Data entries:
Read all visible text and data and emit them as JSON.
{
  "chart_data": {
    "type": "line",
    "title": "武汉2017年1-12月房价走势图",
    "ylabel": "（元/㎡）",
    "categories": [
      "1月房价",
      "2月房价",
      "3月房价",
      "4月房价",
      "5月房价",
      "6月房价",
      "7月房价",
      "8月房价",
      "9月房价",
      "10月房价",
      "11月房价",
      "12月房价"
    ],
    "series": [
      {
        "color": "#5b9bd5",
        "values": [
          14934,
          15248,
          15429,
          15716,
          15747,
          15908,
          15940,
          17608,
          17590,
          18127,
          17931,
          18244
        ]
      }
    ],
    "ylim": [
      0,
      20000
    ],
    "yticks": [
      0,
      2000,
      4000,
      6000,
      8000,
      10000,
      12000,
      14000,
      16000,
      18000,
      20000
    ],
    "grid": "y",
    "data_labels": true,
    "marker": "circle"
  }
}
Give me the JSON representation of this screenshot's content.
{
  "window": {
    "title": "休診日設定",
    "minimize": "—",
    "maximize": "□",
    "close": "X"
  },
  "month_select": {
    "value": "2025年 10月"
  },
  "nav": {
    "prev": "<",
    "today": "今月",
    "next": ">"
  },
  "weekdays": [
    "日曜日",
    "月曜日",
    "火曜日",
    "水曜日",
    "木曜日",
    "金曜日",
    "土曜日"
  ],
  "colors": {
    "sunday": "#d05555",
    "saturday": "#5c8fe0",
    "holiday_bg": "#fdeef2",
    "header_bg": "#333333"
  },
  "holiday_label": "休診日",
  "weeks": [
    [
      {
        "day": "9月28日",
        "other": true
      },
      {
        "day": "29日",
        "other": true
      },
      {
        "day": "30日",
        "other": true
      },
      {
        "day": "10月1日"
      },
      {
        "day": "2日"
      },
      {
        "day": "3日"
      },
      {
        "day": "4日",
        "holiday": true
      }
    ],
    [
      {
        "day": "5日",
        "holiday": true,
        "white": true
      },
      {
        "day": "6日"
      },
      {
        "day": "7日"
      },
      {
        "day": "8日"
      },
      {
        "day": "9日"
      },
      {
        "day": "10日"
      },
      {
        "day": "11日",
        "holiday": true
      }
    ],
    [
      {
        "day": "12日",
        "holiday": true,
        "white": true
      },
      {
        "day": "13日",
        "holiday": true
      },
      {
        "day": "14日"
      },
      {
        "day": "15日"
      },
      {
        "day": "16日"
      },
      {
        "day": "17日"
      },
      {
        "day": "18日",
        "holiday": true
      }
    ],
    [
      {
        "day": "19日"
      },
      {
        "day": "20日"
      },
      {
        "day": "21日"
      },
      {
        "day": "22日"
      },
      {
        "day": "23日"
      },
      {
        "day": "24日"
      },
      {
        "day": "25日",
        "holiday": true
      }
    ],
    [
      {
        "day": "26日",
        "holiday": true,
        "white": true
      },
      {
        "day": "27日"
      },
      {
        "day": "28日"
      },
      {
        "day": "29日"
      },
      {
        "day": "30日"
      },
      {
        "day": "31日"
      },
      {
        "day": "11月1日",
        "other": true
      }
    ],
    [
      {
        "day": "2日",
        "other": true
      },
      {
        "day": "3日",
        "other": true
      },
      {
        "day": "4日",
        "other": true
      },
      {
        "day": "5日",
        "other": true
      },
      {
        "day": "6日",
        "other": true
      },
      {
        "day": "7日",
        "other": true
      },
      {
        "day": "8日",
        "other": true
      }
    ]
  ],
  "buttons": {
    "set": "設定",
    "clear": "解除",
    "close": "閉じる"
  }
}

▶ [TASK BRIEF]
Look through the listing and extract every line with "JSON" in it.

▶ [SOLVED PROBLEM]
Read all visible text and data and emit them as JSON.
Give me the JSON representation of this screenshot's content.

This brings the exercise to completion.